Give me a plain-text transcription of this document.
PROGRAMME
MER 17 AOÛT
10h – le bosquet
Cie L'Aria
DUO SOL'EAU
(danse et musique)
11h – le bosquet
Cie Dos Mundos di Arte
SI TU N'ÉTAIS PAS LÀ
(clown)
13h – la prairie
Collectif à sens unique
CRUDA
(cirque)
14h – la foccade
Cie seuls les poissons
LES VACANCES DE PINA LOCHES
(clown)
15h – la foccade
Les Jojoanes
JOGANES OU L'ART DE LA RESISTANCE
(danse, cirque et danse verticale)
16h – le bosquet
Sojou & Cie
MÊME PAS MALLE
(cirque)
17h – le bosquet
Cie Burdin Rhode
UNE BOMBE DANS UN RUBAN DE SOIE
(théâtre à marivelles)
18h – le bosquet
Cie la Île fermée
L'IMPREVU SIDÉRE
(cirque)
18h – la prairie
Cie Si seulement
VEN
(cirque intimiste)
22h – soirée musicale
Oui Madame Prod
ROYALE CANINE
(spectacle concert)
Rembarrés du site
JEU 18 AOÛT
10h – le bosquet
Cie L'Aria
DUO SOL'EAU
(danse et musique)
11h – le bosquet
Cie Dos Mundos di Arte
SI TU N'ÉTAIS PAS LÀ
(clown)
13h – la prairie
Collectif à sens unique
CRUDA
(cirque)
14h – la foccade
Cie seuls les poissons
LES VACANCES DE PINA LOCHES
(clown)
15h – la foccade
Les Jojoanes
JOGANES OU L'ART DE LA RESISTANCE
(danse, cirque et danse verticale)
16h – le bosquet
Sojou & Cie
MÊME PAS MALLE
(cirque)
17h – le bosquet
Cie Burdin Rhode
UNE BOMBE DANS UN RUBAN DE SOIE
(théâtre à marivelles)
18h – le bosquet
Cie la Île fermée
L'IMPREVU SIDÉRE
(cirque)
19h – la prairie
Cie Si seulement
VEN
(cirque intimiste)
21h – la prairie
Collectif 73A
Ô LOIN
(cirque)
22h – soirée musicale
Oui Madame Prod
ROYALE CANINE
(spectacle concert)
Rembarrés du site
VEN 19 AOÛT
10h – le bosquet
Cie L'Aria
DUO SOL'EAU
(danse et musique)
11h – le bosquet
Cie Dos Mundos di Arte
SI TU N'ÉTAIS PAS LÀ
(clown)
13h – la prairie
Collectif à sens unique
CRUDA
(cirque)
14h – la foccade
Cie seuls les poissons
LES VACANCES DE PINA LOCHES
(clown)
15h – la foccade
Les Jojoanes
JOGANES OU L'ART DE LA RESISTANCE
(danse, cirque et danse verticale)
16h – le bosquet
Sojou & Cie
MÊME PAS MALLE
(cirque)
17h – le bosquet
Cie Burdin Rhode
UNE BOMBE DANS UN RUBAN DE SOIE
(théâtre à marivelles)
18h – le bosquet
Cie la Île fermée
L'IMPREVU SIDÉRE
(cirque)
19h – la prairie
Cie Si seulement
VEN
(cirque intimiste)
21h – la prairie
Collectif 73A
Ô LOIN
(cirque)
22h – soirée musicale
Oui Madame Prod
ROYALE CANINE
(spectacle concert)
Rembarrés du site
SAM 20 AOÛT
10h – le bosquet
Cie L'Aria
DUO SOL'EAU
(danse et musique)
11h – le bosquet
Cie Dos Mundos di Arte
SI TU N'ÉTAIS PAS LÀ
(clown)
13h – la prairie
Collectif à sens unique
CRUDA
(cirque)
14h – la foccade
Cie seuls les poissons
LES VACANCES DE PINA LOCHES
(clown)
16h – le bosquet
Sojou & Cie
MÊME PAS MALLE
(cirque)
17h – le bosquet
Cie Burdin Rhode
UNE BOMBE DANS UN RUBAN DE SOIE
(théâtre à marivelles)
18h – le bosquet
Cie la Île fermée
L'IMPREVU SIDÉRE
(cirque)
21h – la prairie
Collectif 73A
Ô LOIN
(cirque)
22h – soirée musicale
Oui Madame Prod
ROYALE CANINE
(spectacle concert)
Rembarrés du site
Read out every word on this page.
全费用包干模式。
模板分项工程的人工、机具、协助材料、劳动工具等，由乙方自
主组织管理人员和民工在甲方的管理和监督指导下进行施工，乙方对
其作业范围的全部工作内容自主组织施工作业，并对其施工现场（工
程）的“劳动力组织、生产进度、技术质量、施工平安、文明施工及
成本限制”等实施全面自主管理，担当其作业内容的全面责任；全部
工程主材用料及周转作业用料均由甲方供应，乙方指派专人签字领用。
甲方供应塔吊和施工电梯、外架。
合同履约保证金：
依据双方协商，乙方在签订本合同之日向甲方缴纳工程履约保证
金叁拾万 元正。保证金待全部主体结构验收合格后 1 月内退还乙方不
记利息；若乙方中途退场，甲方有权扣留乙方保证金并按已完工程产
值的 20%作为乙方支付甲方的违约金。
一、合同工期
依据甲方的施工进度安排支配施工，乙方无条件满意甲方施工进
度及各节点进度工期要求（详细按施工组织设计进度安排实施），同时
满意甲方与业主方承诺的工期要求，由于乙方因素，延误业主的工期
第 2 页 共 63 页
----------
Given problem: Write out exactly the lines of the entries above that run from the line containing "Read out every word on this page." through the last line, including both.

Exercise result:
Read out every word on this page.
全费用包干模式。
模板分项工程的人工、机具、协助材料、劳动工具等，由乙方自
主组织管理人员和民工在甲方的管理和监督指导下进行施工，乙方对
其作业范围的全部工作内容自主组织施工作业，并对其施工现场（工
程）的“劳动力组织、生产进度、技术质量、施工平安、文明施工及
成本限制”等实施全面自主管理，担当其作业内容的全面责任；全部
工程主材用料及周转作业用料均由甲方供应，乙方指派专人签字领用。
甲方供应塔吊和施工电梯、外架。
合同履约保证金：
依据双方协商，乙方在签订本合同之日向甲方缴纳工程履约保证
金叁拾万 元正。保证金待全部主体结构验收合格后 1 月内退还乙方不
记利息；若乙方中途退场，甲方有权扣留乙方保证金并按已完工程产
值的 20%作为乙方支付甲方的违约金。
一、合同工期
依据甲方的施工进度安排支配施工，乙方无条件满意甲方施工进
度及各节点进度工期要求（详细按施工组织设计进度安排实施），同时
满意甲方与业主方承诺的工期要求，由于乙方因素，延误业主的工期
第 2 页 共 63 页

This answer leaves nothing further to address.